All lines in which the word "KURACIE" occurs are to be extracted.

++++++

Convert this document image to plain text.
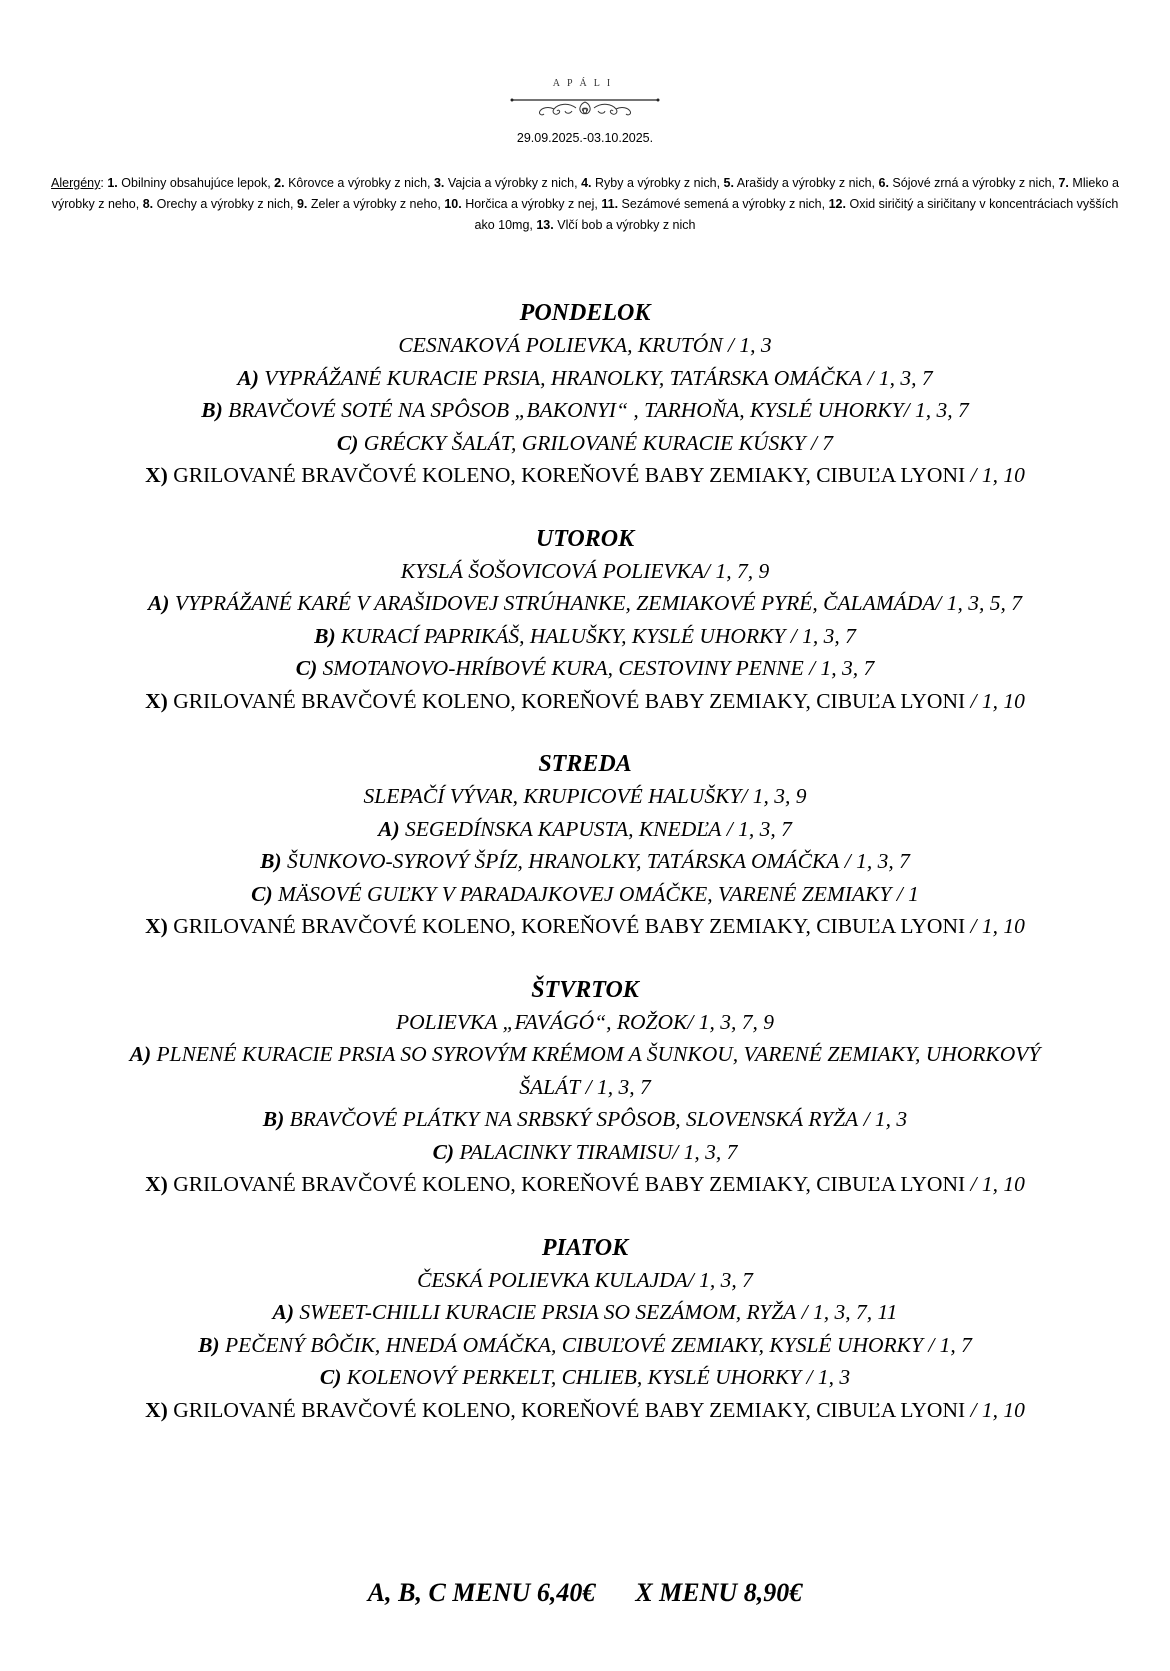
APÁLI
29.09.2025.-03.10.2025.
Alergény: 1. Obilniny obsahujúce lepok, 2. Kôrovce a výrobky z nich, 3. Vajcia a výrobky z nich, 4. Ryby a výrobky z nich, 5. Arašidy a výrobky z nich, 6. Sójové zrná a výrobky z nich, 7. Mlieko a výrobky z neho, 8. Orechy a výrobky z nich, 9. Zeler a výrobky z neho, 10. Horčica a výrobky z nej, 11. Sezámové semená a výrobky z nich, 12. Oxid siričitý a siričitany v koncentráciach vyšších ako 10mg, 13. Vlčí bob a výrobky z nich
PONDELOK
CESNAKOVÁ POLIEVKA, KRUTÓN / 1, 3
A) VYPRÁŽANÉ KURACIE PRSIA, HRANOLKY, TATÁRSKA OMÁČKA / 1, 3, 7
B) BRAVČOVÉ SOTÉ NA SPÔSOB „BAKONYI“ , TARHOŇA, KYSLÉ UHORKY/ 1, 3, 7
C) GRÉCKY ŠALÁT, GRILOVANÉ KURACIE KÚSKY / 7
X) GRILOVANÉ BRAVČOVÉ KOLENO, KOREŇOVÉ BABY ZEMIAKY, CIBUĽA LYONI / 1, 10
UTOROK
KYSLÁ ŠOŠOVICOVÁ POLIEVKA/ 1, 7, 9
A) VYPRÁŽANÉ KARÉ V ARAŠIDOVEJ STRÚHANKE, ZEMIAKOVÉ PYRÉ, ČALAMÁDA/ 1, 3, 5, 7
B) KURACÍ PAPRIKÁŠ, HALUŠKY, KYSLÉ UHORKY / 1, 3, 7
C) SMOTANOVO-HRÍBOVÉ KURA, CESTOVINY PENNE / 1, 3, 7
X) GRILOVANÉ BRAVČOVÉ KOLENO, KOREŇOVÉ BABY ZEMIAKY, CIBUĽA LYONI / 1, 10
STREDA
SLEPAČÍ VÝVAR, KRUPICOVÉ HALUŠKY/ 1, 3, 9
A) SEGEDÍNSKA KAPUSTA, KNEDĽA / 1, 3, 7
B) ŠUNKOVO-SYROVÝ ŠPÍZ, HRANOLKY, TATÁRSKA OMÁČKA / 1, 3, 7
C) MÄSOVÉ GUĽKY V PARADAJKOVEJ OMÁČKE, VARENÉ ZEMIAKY / 1
X) GRILOVANÉ BRAVČOVÉ KOLENO, KOREŇOVÉ BABY ZEMIAKY, CIBUĽA LYONI / 1, 10
ŠTVRTOK
POLIEVKA „FAVÁGÓ“, ROŽOK/ 1, 3, 7, 9
A) PLNENÉ KURACIE PRSIA SO SYROVÝM KRÉMOM A ŠUNKOU, VARENÉ ZEMIAKY, UHORKOVÝ ŠALÁT / 1, 3, 7
B) BRAVČOVÉ PLÁTKY NA SRBSKÝ SPÔSOB, SLOVENSKÁ RYŽA / 1, 3
C) PALACINKY TIRAMISU/ 1, 3, 7
X) GRILOVANÉ BRAVČOVÉ KOLENO, KOREŇOVÉ BABY ZEMIAKY, CIBUĽA LYONI / 1, 10
PIATOK
ČESKÁ POLIEVKA KULAJDA/ 1, 3, 7
A) SWEET-CHILLI KURACIE PRSIA SO SEZÁMOM, RYŽA / 1, 3, 7, 11
B) PEČENÝ BÔČIK, HNEDÁ OMÁČKA, CIBUĽOVÉ ZEMIAKY, KYSLÉ UHORKY / 1, 7
C) KOLENOVÝ PERKELT, CHLIEB, KYSLÉ UHORKY / 1, 3
X) GRILOVANÉ BRAVČOVÉ KOLENO, KOREŇOVÉ BABY ZEMIAKY, CIBUĽA LYONI / 1, 10
A, B, C MENU 6,40€ X MENU 8,90€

++++++

- **Answer to this exercise**
A) VYPRÁŽANÉ KURACIE PRSIA, HRANOLKY, TATÁRSKA OMÁČKA / 1, 3, 7
C) GRÉCKY ŠALÁT, GRILOVANÉ KURACIE KÚSKY / 7
A) PLNENÉ KURACIE PRSIA SO SYROVÝM KRÉMOM A ŠUNKOU, VARENÉ ZEMIAKY, UHORKOVÝ ŠALÁT / 1, 3, 7
A) SWEET-CHILLI KURACIE PRSIA SO SEZÁMOM, RYŽA / 1, 3, 7, 11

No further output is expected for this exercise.